# [The request]
Each line of the data that includes the string "series" is to be copied out.

(Some records)

■ ■ ■ ■

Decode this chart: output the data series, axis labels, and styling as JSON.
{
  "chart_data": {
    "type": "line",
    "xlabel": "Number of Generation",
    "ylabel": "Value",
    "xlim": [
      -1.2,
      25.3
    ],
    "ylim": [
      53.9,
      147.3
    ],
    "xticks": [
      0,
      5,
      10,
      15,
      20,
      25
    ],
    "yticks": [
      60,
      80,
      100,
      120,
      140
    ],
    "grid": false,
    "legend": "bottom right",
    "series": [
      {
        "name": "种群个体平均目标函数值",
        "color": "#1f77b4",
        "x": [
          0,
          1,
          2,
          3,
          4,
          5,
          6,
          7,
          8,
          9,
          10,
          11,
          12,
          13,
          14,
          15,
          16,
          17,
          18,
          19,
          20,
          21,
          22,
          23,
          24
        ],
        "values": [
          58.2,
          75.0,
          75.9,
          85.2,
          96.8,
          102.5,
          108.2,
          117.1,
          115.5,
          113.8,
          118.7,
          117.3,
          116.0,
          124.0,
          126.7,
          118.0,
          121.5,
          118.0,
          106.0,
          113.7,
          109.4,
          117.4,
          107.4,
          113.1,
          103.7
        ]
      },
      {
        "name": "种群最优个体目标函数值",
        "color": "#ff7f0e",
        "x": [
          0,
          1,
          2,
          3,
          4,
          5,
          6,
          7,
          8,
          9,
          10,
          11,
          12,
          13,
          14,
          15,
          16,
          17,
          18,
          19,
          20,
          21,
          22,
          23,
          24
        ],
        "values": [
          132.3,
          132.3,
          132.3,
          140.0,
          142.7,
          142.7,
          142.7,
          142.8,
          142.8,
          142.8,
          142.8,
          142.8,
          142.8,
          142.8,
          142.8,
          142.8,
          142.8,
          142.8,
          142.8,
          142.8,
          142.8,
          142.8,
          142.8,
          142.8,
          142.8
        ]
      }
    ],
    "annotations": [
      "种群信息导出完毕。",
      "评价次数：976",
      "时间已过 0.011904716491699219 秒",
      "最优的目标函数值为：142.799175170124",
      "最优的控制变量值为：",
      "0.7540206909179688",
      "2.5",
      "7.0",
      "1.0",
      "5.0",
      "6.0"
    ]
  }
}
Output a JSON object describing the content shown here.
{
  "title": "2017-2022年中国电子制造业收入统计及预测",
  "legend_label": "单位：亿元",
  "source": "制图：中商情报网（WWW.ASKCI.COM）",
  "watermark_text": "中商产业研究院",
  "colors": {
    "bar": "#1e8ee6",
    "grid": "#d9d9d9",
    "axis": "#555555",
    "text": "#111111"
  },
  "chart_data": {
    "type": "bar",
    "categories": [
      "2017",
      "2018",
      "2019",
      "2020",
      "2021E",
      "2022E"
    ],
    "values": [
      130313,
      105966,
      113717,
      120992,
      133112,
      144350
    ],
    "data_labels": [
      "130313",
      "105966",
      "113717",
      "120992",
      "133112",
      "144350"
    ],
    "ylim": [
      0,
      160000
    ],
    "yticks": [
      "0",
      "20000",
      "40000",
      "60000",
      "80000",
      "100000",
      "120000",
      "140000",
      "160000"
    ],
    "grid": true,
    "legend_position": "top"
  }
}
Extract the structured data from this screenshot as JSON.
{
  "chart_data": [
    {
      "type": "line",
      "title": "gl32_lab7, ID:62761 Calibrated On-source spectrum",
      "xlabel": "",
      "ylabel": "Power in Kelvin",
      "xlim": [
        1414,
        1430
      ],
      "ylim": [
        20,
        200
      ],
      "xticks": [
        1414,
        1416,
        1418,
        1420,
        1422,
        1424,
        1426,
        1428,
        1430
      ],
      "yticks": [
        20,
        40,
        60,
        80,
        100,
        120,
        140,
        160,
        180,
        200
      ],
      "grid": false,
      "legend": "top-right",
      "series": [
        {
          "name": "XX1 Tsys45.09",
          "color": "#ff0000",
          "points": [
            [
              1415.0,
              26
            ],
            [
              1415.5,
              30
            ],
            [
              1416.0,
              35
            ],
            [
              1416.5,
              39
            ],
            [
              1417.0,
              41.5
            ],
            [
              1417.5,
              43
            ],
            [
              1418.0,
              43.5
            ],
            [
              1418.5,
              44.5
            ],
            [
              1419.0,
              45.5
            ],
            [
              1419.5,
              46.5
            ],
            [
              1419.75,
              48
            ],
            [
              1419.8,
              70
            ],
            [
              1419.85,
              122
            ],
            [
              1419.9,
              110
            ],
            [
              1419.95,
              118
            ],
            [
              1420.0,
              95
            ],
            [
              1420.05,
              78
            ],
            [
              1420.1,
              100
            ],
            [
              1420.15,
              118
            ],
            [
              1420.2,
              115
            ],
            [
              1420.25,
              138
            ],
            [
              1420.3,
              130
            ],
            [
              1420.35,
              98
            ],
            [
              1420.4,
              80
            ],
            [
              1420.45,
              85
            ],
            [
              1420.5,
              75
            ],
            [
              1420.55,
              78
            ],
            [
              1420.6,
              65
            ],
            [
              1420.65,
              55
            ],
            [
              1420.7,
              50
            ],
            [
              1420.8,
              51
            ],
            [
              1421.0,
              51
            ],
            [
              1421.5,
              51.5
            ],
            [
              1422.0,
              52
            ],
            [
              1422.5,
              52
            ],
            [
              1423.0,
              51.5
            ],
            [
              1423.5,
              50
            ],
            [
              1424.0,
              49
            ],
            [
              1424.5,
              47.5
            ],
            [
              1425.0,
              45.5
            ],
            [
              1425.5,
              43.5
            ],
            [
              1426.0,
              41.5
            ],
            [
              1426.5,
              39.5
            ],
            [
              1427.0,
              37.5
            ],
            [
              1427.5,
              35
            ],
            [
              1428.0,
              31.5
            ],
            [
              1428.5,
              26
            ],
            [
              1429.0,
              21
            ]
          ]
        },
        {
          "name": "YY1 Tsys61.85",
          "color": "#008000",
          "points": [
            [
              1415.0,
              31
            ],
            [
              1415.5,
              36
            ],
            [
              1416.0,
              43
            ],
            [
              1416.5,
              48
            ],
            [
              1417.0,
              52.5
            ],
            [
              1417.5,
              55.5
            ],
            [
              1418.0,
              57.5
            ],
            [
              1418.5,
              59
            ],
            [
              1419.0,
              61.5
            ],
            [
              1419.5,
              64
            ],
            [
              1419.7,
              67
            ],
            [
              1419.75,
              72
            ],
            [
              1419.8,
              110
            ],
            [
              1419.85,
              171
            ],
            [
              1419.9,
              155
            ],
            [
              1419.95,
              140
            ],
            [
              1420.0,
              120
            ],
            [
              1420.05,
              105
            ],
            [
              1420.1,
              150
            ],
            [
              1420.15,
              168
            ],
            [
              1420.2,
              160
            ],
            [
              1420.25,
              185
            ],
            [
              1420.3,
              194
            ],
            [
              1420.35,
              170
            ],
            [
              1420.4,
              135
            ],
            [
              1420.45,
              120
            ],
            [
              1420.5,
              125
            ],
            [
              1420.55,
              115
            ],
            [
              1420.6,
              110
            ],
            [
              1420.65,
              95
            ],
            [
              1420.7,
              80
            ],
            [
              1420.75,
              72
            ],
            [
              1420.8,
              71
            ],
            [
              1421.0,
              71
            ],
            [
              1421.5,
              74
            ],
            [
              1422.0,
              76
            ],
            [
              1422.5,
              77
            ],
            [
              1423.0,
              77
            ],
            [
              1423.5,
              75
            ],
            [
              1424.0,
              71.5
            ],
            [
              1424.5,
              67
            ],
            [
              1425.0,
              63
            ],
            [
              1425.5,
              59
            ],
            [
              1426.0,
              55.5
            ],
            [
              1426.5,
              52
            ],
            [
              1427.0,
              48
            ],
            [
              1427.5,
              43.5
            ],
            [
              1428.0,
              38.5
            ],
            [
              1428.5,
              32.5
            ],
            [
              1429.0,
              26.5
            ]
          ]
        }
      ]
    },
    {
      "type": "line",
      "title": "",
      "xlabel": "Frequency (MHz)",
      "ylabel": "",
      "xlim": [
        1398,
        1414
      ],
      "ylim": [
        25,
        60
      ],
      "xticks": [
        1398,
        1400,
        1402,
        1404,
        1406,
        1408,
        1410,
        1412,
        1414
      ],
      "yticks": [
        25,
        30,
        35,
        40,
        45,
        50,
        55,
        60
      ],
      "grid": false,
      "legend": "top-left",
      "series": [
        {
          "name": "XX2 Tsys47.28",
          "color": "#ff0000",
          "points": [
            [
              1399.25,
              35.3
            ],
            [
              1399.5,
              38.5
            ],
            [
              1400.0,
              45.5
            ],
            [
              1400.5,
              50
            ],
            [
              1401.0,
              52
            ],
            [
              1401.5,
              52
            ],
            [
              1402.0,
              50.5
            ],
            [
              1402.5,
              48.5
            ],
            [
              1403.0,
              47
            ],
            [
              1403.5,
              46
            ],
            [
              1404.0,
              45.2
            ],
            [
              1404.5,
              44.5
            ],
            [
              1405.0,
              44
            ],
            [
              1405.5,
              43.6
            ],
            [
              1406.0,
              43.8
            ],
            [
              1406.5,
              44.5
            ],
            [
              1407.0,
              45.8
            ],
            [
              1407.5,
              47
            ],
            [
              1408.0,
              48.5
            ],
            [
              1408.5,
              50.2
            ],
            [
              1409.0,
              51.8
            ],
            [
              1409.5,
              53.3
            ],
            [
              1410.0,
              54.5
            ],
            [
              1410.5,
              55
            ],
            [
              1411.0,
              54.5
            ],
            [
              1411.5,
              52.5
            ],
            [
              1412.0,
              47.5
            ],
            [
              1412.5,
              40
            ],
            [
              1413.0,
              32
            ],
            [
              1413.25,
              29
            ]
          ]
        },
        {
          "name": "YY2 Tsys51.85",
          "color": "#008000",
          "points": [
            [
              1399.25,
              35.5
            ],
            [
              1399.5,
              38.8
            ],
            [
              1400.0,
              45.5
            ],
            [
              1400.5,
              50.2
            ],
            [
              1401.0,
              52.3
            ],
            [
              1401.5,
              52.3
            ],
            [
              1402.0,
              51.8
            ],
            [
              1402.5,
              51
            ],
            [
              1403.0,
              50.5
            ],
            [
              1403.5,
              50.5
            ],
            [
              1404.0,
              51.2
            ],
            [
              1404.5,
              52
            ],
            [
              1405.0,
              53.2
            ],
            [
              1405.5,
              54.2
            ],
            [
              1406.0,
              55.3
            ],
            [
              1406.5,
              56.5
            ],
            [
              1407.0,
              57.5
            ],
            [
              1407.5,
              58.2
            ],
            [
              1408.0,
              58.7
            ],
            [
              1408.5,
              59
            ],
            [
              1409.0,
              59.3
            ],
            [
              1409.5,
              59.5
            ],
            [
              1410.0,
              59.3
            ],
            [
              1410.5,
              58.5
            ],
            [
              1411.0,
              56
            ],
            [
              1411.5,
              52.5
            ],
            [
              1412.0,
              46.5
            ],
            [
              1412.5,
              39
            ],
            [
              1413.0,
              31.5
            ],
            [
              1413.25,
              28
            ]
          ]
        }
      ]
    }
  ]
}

■ ■ ■ ■

# [Exercise solution]
Decode this chart: output the data series, axis labels, and styling as JSON.
    "series": [
      "series": [
      "series": [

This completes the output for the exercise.